Task prompt: Select the lines that hold the word "arrow" and copy each one.

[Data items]

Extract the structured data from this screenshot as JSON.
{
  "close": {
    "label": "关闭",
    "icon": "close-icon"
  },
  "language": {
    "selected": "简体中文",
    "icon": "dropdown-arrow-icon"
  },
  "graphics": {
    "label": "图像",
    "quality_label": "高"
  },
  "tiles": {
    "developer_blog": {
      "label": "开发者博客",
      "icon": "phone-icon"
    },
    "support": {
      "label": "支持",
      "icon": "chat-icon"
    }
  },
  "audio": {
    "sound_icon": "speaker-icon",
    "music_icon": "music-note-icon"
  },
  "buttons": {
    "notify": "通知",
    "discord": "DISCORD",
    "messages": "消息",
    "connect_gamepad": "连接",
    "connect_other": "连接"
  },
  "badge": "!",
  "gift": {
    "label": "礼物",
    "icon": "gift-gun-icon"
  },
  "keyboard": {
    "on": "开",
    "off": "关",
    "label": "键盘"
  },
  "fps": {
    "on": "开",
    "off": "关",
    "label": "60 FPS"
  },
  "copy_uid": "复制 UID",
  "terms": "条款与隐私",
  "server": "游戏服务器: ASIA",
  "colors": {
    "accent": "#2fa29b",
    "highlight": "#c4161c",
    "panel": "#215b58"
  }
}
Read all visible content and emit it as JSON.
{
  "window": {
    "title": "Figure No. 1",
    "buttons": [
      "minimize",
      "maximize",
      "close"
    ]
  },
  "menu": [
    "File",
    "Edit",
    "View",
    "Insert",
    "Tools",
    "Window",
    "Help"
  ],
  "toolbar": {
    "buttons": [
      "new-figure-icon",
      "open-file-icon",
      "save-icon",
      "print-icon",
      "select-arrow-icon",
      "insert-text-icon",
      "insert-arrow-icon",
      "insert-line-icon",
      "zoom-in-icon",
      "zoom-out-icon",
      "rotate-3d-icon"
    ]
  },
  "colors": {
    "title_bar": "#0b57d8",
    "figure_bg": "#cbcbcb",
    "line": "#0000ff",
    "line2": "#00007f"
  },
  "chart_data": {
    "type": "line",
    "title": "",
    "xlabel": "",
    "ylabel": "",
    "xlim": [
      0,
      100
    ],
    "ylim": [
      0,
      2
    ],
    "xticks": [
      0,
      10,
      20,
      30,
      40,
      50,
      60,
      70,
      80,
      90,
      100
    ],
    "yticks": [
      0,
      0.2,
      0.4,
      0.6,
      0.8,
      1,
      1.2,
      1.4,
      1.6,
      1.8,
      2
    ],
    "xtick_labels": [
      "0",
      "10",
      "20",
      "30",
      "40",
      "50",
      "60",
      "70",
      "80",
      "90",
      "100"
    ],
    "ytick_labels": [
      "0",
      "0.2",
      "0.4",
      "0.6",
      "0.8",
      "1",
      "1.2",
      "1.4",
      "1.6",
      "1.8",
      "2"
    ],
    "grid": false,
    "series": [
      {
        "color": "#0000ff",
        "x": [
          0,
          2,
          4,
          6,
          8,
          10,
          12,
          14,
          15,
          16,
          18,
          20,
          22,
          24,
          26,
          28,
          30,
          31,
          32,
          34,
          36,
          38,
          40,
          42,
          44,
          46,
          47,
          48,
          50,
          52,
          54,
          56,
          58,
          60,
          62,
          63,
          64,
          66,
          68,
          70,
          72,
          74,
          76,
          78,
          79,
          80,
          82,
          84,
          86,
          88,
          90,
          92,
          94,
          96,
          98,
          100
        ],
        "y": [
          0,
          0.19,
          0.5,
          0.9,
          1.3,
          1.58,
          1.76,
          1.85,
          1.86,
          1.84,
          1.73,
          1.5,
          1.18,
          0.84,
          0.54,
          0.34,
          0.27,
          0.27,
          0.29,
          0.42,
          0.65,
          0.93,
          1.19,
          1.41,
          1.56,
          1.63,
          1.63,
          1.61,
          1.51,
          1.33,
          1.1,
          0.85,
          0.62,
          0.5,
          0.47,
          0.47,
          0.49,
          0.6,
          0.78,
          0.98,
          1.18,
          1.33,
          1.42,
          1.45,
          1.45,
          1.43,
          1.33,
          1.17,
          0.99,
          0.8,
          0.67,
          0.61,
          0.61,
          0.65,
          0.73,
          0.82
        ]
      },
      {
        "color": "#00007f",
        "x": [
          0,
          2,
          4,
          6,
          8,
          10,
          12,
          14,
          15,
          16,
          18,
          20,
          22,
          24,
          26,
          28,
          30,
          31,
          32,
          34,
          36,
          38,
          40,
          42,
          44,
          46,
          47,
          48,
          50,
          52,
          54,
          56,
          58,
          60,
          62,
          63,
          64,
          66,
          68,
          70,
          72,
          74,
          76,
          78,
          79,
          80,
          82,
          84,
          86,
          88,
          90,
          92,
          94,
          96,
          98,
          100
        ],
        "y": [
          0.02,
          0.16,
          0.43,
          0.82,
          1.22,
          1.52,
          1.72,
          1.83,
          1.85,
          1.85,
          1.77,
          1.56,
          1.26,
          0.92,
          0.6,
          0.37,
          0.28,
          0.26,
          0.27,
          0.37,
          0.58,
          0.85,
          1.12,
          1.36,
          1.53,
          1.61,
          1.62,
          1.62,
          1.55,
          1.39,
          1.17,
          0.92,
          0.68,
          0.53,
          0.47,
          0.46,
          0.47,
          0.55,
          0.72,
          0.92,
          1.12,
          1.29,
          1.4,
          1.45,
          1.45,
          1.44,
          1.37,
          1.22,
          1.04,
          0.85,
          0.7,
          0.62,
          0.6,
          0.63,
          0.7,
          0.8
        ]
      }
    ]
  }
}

The solution:
    "icon": "dropdown-arrow-icon"
      "select-arrow-icon",
      "insert-arrow-icon",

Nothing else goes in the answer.